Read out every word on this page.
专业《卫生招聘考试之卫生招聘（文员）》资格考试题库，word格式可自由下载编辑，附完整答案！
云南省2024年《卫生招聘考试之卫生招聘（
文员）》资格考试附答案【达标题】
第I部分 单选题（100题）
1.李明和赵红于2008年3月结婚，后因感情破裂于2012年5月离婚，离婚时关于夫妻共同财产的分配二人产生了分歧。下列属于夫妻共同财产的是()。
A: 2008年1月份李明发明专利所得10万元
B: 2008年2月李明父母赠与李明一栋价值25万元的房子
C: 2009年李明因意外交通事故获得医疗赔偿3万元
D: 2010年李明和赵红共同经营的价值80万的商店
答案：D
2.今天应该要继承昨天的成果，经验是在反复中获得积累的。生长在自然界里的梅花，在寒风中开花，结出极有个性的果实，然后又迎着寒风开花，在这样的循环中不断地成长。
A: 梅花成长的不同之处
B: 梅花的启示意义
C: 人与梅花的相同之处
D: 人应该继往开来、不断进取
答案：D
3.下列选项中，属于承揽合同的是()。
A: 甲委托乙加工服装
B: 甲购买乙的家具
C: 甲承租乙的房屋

____________________

Gather up every line from the listing above in which the word "卫生招聘考试之卫生招聘" occurs.

_ANSWER IN FULL_.
专业《卫生招聘考试之卫生招聘（文员）》资格考试题库，word格式可自由下载编辑，附完整答案！
云南省2024年《卫生招聘考试之卫生招聘（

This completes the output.